> **Exercise description**
Lines containing the string "positive" are to be collected in full.
######
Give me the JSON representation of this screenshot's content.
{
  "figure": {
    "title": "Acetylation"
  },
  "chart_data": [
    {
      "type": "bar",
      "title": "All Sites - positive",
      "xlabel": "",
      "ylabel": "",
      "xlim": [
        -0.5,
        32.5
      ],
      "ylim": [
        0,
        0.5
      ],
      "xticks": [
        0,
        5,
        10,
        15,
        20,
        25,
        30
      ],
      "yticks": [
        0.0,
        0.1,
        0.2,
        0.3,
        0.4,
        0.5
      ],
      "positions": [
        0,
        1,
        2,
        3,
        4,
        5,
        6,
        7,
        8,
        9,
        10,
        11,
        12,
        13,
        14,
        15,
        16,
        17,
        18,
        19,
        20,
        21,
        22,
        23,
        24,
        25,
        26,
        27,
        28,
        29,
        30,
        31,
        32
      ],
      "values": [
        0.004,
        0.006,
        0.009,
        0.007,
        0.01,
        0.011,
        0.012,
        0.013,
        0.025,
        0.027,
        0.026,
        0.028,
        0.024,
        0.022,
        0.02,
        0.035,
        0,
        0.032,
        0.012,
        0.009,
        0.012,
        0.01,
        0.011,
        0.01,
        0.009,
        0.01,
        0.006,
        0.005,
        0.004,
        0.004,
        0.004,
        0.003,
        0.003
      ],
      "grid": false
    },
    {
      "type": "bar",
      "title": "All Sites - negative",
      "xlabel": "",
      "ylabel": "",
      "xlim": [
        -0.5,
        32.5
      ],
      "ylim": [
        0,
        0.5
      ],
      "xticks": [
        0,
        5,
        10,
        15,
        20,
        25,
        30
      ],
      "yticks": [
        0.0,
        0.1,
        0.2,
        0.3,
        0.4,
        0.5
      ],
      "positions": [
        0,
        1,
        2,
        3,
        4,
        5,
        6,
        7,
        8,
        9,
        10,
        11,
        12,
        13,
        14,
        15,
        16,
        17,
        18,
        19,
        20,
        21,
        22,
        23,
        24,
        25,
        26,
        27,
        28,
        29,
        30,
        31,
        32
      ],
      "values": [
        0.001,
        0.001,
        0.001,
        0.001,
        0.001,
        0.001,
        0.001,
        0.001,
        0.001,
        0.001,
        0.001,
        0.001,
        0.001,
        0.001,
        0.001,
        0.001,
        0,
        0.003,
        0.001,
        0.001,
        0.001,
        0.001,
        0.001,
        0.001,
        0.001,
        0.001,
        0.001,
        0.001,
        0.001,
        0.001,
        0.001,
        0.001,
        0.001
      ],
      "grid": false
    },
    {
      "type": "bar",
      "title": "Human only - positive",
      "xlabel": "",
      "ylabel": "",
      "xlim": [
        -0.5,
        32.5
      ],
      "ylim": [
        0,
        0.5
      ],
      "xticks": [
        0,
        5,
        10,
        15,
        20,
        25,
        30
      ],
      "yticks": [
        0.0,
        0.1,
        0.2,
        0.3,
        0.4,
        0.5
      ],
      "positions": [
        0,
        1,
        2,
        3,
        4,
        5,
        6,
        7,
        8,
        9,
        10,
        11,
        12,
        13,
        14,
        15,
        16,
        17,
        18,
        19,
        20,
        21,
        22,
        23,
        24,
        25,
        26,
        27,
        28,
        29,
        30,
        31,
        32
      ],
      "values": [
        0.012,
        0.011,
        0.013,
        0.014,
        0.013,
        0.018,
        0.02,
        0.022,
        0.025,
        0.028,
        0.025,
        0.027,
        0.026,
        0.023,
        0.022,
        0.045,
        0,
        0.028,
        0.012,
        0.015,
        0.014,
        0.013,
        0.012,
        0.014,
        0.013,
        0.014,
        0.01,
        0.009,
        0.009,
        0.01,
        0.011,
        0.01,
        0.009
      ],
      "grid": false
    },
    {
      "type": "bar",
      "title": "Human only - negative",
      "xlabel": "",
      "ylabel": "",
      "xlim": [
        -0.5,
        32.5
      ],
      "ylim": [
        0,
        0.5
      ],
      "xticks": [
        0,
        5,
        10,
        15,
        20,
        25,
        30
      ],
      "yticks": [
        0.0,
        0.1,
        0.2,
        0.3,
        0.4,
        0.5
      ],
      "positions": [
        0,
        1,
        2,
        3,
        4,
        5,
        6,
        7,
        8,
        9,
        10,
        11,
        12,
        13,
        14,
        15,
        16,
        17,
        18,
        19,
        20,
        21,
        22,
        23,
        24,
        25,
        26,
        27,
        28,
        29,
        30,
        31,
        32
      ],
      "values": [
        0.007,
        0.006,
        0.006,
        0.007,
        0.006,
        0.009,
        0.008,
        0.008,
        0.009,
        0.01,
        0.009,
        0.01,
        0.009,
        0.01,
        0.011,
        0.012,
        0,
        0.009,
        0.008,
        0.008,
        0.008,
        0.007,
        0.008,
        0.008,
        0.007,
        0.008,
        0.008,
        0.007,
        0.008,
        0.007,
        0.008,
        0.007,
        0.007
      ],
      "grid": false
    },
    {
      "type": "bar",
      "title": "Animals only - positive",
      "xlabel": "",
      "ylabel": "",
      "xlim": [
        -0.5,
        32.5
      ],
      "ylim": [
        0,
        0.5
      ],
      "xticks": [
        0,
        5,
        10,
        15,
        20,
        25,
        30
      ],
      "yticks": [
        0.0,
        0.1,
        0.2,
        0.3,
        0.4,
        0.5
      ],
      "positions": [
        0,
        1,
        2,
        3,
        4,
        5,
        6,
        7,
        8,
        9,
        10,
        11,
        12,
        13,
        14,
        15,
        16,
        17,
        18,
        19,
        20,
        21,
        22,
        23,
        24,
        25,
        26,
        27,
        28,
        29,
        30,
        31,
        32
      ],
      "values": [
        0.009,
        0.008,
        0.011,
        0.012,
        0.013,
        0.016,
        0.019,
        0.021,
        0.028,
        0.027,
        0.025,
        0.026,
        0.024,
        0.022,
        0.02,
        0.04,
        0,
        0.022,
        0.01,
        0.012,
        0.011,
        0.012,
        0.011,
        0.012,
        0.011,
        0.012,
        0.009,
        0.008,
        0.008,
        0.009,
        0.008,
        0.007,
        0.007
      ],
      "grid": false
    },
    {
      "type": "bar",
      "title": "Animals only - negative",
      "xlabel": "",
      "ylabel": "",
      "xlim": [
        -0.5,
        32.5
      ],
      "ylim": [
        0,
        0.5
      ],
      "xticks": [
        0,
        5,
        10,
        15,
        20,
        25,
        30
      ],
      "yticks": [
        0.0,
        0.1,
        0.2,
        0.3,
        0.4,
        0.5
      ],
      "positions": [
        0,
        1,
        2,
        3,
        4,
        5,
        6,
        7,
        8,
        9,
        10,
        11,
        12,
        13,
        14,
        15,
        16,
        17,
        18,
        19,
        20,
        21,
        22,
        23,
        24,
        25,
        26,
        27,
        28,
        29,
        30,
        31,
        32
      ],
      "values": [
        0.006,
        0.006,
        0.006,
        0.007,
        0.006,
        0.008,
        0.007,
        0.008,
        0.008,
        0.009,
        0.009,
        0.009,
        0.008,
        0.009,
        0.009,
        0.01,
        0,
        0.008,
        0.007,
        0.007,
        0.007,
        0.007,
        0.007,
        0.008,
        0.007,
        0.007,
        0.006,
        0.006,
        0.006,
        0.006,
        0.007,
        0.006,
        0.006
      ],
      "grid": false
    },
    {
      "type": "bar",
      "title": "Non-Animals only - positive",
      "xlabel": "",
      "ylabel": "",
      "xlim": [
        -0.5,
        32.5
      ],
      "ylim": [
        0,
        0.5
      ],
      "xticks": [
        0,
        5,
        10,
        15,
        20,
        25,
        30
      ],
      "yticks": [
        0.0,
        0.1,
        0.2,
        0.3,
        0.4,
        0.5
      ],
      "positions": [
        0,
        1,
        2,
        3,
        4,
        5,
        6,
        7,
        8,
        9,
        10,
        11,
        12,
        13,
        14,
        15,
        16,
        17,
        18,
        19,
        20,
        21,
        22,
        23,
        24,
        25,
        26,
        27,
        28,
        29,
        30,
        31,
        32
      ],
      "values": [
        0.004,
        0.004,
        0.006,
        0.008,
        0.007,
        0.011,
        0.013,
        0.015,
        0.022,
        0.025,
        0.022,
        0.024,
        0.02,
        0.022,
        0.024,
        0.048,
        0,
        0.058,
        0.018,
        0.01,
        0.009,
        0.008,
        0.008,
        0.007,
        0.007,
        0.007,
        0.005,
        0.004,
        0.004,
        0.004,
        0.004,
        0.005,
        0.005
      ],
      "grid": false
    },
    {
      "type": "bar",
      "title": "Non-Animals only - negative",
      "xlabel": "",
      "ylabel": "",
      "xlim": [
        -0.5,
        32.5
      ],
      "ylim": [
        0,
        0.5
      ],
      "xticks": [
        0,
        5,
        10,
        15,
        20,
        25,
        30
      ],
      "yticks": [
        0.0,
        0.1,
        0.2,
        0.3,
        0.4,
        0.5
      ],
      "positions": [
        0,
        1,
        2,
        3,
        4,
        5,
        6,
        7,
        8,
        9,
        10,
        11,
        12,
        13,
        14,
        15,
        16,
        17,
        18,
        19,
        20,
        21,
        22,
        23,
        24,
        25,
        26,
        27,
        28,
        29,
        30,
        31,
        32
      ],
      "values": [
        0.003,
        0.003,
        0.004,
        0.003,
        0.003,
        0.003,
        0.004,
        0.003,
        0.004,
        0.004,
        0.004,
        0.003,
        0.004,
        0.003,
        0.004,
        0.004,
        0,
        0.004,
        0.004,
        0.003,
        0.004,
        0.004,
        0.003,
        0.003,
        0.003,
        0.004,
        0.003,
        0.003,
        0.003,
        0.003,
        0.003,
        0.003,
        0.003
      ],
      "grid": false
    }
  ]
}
######
> **Response**
      "title": "All Sites - positive",
      "title": "Human only - positive",
      "title": "Animals only - positive",
      "title": "Non-Animals only - positive",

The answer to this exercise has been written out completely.